Gather, from the listing beneath this task, every line holding the string "Изложить".

— Start —

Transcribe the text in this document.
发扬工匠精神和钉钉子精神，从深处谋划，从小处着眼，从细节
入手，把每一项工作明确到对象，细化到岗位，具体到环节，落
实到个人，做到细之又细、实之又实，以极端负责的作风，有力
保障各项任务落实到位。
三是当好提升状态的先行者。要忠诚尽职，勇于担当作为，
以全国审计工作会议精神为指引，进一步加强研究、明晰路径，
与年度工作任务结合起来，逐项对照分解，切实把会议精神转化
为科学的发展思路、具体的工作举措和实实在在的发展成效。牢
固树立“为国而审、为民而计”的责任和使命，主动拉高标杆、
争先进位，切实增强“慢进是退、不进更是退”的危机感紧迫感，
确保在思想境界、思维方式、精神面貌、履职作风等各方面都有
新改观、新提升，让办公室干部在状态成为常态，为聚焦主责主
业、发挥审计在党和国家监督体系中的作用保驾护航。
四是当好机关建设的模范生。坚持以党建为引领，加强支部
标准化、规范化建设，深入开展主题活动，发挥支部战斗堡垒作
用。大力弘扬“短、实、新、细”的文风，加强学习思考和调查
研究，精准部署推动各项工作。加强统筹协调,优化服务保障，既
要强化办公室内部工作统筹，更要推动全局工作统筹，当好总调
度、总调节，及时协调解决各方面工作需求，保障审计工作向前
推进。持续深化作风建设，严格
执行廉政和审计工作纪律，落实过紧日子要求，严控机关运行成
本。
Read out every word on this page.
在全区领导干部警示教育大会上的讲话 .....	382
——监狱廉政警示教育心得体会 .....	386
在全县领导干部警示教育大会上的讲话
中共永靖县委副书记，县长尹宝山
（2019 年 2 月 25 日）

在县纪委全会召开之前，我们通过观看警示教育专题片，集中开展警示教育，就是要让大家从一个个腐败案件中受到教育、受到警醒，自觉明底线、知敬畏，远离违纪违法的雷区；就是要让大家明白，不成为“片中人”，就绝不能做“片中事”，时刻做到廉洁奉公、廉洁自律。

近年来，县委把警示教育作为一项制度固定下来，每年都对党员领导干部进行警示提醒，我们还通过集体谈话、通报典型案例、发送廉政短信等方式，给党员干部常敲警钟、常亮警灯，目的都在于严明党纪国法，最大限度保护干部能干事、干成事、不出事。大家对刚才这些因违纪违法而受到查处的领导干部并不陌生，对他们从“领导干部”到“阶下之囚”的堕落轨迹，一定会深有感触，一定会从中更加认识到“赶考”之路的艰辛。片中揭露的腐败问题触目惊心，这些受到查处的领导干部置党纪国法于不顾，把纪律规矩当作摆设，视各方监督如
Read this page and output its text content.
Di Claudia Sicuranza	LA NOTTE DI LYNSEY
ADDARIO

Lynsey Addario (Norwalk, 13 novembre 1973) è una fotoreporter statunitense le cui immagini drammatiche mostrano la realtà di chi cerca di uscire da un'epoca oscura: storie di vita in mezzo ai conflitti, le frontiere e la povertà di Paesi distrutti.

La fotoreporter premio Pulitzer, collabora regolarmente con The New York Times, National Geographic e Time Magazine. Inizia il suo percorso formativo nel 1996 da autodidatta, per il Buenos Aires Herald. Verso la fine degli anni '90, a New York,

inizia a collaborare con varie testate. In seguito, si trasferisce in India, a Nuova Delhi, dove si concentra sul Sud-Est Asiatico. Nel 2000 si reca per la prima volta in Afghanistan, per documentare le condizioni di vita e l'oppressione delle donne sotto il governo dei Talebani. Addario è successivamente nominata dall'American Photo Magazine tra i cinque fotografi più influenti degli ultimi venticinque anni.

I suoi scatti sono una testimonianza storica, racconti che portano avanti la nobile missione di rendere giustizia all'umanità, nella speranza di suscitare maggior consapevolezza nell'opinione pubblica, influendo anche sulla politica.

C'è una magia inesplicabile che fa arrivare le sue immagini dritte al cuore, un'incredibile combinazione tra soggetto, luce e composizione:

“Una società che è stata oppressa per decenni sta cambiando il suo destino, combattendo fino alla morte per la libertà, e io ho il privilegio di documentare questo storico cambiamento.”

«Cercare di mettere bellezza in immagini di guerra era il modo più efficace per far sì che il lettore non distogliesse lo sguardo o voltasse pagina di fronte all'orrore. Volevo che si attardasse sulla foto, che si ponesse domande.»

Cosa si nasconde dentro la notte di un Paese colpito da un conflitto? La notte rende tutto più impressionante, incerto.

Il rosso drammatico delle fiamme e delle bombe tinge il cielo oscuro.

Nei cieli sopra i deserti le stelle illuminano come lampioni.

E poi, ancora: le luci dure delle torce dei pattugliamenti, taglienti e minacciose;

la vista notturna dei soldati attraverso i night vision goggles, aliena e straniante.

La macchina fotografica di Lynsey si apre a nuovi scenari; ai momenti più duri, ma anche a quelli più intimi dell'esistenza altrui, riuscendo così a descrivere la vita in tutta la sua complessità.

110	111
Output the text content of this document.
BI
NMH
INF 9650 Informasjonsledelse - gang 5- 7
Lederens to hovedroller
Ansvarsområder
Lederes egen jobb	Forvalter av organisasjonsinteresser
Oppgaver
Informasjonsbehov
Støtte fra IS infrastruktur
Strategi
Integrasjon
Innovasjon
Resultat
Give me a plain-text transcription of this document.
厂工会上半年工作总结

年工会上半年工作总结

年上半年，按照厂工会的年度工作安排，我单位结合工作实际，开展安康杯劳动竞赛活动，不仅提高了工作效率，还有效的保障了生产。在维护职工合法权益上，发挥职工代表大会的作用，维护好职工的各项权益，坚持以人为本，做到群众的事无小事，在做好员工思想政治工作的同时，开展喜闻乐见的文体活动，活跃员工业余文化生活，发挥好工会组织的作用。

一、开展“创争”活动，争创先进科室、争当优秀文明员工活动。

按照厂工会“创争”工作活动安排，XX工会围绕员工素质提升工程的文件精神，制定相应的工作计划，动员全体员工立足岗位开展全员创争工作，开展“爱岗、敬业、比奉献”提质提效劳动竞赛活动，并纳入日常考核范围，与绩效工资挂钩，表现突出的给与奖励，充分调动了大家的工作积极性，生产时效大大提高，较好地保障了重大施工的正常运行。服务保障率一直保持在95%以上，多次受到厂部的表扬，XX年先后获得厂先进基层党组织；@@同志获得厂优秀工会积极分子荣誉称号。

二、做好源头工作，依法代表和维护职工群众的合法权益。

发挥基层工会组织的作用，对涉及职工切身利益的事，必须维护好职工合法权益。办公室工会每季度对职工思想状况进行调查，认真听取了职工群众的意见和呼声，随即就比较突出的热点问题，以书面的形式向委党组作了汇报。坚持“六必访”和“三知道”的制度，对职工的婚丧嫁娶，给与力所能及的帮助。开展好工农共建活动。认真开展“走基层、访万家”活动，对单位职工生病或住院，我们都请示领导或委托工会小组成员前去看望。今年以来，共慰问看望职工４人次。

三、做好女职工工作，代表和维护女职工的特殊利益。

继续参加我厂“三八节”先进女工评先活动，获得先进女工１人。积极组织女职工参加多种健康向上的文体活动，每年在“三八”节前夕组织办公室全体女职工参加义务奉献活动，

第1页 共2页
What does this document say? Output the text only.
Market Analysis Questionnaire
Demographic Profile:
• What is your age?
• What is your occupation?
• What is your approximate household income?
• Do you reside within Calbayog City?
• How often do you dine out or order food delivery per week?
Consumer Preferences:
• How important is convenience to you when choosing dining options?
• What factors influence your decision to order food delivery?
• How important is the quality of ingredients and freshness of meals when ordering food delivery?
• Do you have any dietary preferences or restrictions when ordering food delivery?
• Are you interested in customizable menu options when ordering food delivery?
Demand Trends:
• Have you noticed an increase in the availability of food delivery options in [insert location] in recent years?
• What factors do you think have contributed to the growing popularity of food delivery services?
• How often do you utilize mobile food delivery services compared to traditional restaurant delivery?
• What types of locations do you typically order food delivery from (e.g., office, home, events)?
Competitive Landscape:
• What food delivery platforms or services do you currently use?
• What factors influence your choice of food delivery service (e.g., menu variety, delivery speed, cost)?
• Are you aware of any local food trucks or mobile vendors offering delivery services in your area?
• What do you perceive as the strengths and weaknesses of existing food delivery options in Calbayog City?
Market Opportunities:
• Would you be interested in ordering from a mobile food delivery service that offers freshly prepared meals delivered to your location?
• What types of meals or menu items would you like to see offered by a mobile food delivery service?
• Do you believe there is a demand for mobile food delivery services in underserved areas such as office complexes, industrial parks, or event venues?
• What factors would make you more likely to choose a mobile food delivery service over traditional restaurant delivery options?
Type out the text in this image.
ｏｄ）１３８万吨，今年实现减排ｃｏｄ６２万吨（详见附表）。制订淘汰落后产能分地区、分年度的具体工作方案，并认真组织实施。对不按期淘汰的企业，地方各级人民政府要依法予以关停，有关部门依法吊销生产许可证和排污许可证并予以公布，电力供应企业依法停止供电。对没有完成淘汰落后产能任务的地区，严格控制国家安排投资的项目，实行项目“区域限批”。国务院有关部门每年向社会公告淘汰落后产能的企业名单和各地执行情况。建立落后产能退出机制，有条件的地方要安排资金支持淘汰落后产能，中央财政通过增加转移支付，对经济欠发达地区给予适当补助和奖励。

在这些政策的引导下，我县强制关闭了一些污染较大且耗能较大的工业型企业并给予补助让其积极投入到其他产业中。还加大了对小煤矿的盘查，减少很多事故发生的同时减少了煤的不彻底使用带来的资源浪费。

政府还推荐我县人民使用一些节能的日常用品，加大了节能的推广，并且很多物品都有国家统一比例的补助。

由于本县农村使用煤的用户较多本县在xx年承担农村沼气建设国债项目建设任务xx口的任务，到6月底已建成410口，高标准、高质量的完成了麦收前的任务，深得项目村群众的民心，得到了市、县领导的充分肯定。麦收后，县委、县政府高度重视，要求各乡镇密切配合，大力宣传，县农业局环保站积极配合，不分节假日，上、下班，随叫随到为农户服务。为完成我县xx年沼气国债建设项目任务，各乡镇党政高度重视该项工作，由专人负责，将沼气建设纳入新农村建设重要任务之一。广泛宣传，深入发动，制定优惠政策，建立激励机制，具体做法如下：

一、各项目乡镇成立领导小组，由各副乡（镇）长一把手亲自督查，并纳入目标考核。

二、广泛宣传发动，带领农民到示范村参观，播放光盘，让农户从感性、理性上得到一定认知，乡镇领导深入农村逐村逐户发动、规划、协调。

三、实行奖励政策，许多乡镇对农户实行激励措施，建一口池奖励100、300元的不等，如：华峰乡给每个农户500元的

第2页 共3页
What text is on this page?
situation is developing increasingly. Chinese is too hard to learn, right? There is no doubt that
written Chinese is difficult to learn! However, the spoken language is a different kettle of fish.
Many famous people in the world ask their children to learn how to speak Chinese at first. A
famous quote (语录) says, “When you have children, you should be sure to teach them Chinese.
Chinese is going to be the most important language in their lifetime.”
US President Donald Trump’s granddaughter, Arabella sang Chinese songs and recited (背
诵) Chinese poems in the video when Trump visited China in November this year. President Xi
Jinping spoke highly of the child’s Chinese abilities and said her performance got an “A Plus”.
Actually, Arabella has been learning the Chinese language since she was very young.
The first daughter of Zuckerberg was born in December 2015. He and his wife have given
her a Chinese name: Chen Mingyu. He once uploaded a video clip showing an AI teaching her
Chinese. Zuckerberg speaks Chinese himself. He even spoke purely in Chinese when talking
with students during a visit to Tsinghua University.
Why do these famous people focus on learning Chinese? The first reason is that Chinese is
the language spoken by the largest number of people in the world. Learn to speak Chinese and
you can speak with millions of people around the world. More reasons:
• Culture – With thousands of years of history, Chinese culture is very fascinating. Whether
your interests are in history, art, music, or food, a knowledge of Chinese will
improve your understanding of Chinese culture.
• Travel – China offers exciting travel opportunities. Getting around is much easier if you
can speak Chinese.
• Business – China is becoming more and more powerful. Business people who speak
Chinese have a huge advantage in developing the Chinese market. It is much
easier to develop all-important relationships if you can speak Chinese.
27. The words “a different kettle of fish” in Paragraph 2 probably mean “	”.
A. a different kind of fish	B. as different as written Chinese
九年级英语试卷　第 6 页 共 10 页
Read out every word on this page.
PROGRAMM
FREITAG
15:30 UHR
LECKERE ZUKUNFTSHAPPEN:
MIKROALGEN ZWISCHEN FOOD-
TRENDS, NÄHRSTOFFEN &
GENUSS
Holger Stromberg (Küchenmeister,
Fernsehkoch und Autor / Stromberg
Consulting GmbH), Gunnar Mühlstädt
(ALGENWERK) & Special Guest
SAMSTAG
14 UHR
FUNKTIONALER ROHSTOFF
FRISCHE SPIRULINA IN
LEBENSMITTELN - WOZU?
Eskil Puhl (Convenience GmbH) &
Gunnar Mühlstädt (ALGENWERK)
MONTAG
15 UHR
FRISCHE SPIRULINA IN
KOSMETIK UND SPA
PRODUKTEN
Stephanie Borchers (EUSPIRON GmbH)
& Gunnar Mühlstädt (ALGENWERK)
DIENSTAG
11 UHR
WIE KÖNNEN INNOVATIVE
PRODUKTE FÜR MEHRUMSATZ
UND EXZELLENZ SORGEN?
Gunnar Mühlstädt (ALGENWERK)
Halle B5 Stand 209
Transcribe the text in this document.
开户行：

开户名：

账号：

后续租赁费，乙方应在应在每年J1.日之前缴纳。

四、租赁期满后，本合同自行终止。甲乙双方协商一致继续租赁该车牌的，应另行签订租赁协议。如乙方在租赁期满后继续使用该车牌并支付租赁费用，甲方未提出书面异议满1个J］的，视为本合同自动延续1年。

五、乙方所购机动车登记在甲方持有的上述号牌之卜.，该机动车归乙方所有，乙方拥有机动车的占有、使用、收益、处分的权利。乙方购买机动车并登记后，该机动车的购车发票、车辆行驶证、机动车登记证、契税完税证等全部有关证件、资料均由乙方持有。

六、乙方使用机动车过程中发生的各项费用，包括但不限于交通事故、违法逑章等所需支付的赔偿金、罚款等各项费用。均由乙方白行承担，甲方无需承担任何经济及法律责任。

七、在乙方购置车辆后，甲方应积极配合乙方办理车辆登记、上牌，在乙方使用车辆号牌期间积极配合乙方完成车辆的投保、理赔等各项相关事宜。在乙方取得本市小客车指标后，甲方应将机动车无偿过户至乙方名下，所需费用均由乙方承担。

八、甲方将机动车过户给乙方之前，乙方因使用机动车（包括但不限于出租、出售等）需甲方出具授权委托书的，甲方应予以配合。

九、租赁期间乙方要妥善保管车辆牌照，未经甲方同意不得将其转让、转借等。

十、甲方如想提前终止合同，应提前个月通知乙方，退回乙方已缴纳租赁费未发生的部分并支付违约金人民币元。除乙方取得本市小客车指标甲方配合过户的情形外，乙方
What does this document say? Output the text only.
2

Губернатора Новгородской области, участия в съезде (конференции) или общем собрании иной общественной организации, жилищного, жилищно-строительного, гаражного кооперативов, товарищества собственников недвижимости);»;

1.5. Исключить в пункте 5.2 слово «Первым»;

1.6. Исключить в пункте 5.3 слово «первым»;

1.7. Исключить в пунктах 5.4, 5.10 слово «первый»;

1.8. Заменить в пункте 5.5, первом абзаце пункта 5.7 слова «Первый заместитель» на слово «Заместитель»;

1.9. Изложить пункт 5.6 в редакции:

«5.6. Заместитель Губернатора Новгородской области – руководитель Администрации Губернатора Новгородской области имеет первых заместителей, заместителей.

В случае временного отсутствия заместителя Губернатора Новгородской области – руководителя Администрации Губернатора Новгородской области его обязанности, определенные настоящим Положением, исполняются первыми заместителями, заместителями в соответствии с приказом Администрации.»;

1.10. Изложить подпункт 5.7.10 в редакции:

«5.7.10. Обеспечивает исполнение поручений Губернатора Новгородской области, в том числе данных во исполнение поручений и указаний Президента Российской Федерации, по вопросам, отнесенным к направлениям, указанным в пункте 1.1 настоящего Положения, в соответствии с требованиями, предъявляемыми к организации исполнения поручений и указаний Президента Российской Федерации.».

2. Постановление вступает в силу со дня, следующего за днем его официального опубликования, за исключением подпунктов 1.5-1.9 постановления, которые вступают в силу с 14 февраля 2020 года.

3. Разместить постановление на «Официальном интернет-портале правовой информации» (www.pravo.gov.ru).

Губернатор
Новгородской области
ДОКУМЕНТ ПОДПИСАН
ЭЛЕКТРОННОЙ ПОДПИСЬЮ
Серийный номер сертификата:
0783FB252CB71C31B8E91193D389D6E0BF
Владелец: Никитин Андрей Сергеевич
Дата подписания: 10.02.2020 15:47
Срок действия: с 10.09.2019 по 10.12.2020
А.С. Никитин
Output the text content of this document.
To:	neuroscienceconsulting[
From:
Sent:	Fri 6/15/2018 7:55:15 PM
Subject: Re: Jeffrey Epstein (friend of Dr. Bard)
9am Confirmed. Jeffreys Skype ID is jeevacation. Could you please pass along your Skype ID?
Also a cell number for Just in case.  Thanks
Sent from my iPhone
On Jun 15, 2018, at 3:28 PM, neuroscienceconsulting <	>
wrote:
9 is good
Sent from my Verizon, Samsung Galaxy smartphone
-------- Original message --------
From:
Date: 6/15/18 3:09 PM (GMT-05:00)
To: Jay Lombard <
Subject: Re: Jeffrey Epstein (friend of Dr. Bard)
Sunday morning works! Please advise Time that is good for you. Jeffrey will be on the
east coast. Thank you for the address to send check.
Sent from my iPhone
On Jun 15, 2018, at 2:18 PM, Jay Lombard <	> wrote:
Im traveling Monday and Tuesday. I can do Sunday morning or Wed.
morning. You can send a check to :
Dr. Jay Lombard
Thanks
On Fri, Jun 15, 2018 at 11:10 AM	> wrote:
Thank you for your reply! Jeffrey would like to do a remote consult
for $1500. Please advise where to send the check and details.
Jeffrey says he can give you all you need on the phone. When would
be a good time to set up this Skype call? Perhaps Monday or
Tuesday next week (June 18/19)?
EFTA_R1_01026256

— End —

### SOLUTION FOR THIS TASK
1.9. Изложить пункт 5.6 в редакции:
1.10. Изложить подпункт 5.7.10 в редакции:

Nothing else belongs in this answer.